> [WHAT IS REQUIRED]:
Copy the records word for word, starting at the line that contains "List every element" and ending at the line that contains "y-tick-label: 0.6 — [35, 115, 56, 130]".
━━━━━ RECORDS TO USE
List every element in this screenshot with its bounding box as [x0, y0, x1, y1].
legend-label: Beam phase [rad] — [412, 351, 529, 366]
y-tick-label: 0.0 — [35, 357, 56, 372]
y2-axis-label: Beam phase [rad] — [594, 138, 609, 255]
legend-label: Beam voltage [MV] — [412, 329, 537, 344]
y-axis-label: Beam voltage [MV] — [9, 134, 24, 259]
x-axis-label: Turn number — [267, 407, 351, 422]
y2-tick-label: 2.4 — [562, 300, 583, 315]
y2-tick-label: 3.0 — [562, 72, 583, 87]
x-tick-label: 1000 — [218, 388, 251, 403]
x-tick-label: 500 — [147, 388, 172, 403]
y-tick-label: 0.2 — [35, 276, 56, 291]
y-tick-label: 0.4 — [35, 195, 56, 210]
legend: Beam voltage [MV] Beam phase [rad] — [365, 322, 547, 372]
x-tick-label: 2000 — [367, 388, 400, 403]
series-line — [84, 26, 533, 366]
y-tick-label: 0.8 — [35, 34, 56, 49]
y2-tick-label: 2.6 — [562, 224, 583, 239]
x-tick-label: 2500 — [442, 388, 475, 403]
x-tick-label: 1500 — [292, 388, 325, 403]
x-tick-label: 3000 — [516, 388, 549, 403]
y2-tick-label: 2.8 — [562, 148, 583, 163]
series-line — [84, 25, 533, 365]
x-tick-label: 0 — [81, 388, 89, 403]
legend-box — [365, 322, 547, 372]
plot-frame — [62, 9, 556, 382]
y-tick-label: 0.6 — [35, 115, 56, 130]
━━━━━━━━━━
━━━━━ RECORDS TO USE
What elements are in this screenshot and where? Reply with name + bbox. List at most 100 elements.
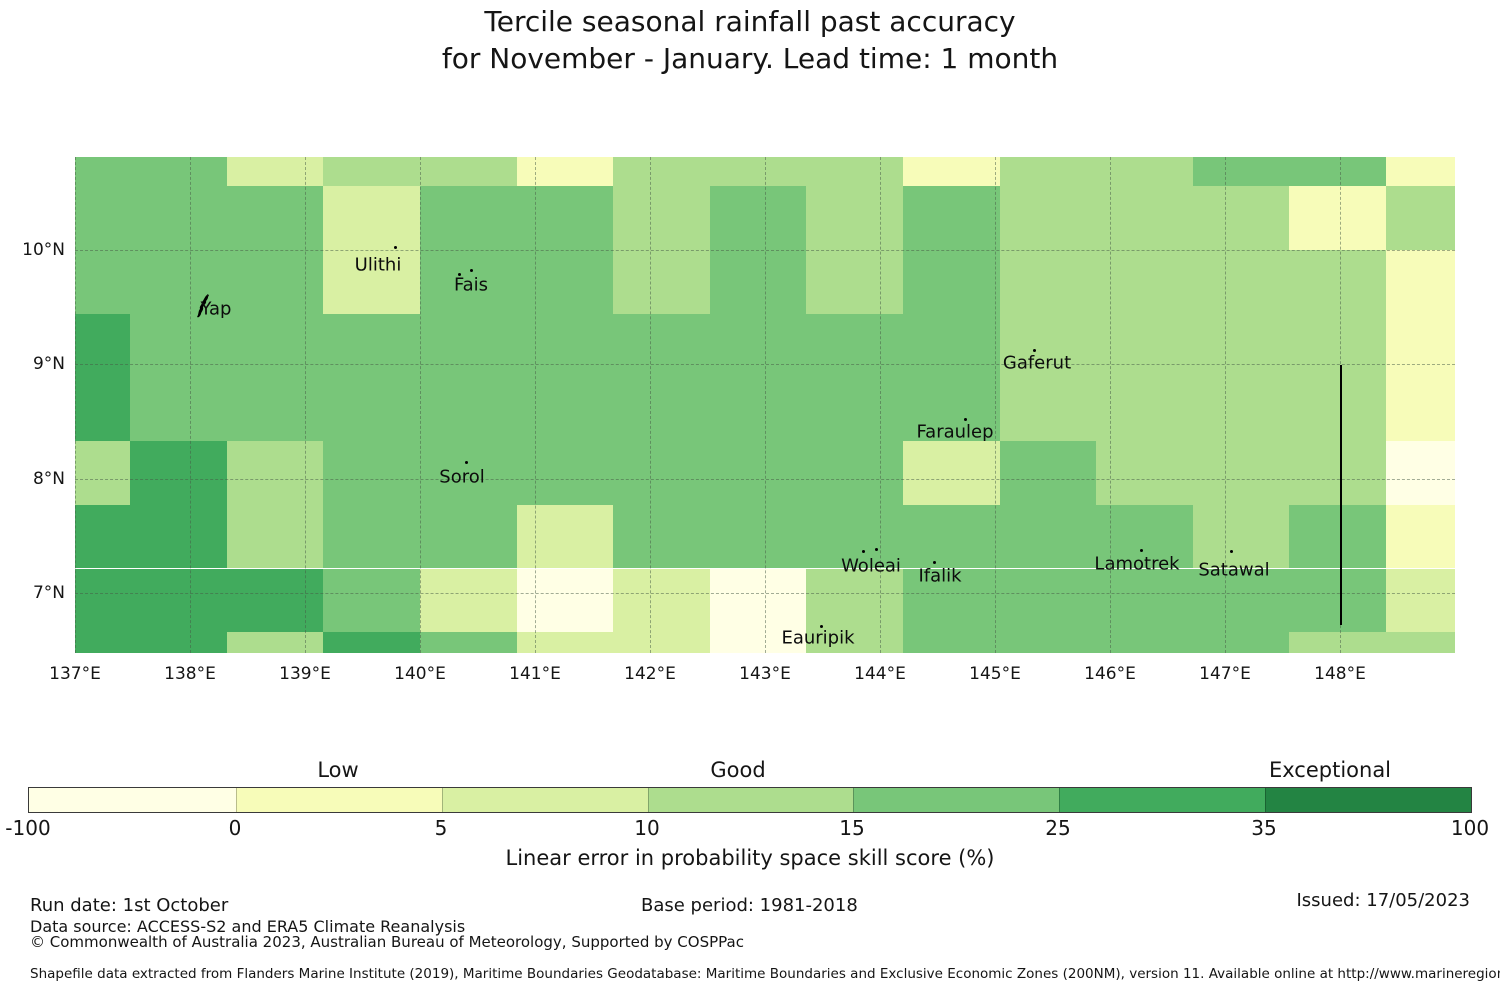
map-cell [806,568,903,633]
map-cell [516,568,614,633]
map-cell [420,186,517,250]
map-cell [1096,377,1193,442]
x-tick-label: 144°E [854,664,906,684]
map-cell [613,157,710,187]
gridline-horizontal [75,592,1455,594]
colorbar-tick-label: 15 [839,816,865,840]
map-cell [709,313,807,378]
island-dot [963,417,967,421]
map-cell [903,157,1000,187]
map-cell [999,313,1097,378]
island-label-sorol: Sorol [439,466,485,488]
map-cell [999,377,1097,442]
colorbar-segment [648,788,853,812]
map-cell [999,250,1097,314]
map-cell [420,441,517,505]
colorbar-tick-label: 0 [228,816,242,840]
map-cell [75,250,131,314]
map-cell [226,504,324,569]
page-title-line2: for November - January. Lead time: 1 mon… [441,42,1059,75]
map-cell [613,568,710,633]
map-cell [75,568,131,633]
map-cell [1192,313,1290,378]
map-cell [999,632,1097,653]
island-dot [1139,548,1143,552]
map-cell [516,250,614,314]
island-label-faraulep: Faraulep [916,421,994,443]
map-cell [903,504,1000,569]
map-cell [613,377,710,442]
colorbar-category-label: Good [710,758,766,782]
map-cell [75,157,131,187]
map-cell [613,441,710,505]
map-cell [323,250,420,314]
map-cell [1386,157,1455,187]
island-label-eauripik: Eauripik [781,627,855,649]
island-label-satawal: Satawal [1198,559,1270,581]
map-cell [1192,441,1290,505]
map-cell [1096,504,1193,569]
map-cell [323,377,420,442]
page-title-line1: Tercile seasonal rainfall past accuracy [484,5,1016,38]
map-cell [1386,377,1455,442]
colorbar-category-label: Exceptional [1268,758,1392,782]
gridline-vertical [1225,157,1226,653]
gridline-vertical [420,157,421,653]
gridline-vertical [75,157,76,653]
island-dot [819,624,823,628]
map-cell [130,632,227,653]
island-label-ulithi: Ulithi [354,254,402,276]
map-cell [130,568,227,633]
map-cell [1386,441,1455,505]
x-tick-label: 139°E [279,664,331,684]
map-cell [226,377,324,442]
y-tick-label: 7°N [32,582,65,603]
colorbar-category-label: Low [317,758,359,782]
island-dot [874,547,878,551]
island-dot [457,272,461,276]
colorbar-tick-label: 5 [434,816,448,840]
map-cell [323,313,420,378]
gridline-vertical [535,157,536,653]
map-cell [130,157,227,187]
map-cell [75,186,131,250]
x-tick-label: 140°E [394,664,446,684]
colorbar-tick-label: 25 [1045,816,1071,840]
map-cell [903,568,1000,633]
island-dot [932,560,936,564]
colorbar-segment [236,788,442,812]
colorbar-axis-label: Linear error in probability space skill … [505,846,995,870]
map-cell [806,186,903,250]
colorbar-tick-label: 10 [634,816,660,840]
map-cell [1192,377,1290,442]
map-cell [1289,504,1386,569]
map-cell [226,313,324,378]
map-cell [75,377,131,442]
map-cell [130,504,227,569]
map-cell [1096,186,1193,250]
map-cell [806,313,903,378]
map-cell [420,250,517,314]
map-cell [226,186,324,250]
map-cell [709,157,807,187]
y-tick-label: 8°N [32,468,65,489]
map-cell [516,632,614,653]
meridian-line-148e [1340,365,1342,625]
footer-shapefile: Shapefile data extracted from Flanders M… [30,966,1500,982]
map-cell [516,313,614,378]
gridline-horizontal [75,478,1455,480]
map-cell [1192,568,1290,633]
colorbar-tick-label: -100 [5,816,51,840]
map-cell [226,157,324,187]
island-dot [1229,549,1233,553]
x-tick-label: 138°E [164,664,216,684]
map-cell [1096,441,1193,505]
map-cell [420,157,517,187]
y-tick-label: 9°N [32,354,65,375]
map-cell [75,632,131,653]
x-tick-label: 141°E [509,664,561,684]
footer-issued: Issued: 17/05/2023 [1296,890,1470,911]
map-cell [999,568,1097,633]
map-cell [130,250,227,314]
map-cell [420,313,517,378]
━━━━━━━━━━
> [PROBLEM SOLUTION]:
List every element in this screenshot with its bounding box as [x0, y0, x1, y1].
legend-label: Beam phase [rad] — [412, 351, 529, 366]
y-tick-label: 0.0 — [35, 357, 56, 372]
y2-axis-label: Beam phase [rad] — [594, 138, 609, 255]
legend-label: Beam voltage [MV] — [412, 329, 537, 344]
y-axis-label: Beam voltage [MV] — [9, 134, 24, 259]
x-axis-label: Turn number — [267, 407, 351, 422]
y2-tick-label: 2.4 — [562, 300, 583, 315]
y2-tick-label: 3.0 — [562, 72, 583, 87]
x-tick-label: 1000 — [218, 388, 251, 403]
x-tick-label: 500 — [147, 388, 172, 403]
y-tick-label: 0.2 — [35, 276, 56, 291]
y-tick-label: 0.4 — [35, 195, 56, 210]
legend: Beam voltage [MV] Beam phase [rad] — [365, 322, 547, 372]
x-tick-label: 2000 — [367, 388, 400, 403]
series-line — [84, 26, 533, 366]
y-tick-label: 0.8 — [35, 34, 56, 49]
y2-tick-label: 2.6 — [562, 224, 583, 239]
x-tick-label: 2500 — [442, 388, 475, 403]
x-tick-label: 1500 — [292, 388, 325, 403]
x-tick-label: 3000 — [516, 388, 549, 403]
y2-tick-label: 2.8 — [562, 148, 583, 163]
series-line — [84, 25, 533, 365]
x-tick-label: 0 — [81, 388, 89, 403]
legend-box — [365, 322, 547, 372]
plot-frame — [62, 9, 556, 382]
y-tick-label: 0.6 — [35, 115, 56, 130]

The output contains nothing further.